▶ YOUR TASK
Each line containing the word "dixeram" must be collected.

▶ RECORD SET
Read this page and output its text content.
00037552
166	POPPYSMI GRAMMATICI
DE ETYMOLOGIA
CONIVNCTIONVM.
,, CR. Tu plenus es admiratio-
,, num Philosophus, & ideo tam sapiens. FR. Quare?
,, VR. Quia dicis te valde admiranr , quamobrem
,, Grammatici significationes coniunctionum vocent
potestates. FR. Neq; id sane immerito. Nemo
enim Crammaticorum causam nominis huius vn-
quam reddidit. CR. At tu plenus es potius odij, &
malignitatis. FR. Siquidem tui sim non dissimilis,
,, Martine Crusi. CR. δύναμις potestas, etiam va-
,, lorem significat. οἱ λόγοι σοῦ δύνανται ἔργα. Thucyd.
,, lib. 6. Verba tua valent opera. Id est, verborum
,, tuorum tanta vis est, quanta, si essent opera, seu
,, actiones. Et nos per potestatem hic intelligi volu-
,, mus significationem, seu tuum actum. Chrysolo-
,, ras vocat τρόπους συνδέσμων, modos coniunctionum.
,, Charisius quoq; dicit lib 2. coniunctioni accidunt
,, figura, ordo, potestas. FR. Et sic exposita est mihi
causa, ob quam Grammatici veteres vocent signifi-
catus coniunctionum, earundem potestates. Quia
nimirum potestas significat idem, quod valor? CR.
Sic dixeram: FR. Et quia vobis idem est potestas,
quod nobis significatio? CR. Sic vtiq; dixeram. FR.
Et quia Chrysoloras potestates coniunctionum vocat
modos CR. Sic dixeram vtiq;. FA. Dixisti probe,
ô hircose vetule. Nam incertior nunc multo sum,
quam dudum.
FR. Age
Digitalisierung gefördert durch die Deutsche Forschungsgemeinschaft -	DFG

▶ TASK RESPONSE
Sic dixeram: FR. Et quia vobis idem est potestas,
quod nobis significatio? CR. Sic vtiq; dixeram. FR.
modos CR. Sic dixeram vtiq;. FA. Dixisti probe,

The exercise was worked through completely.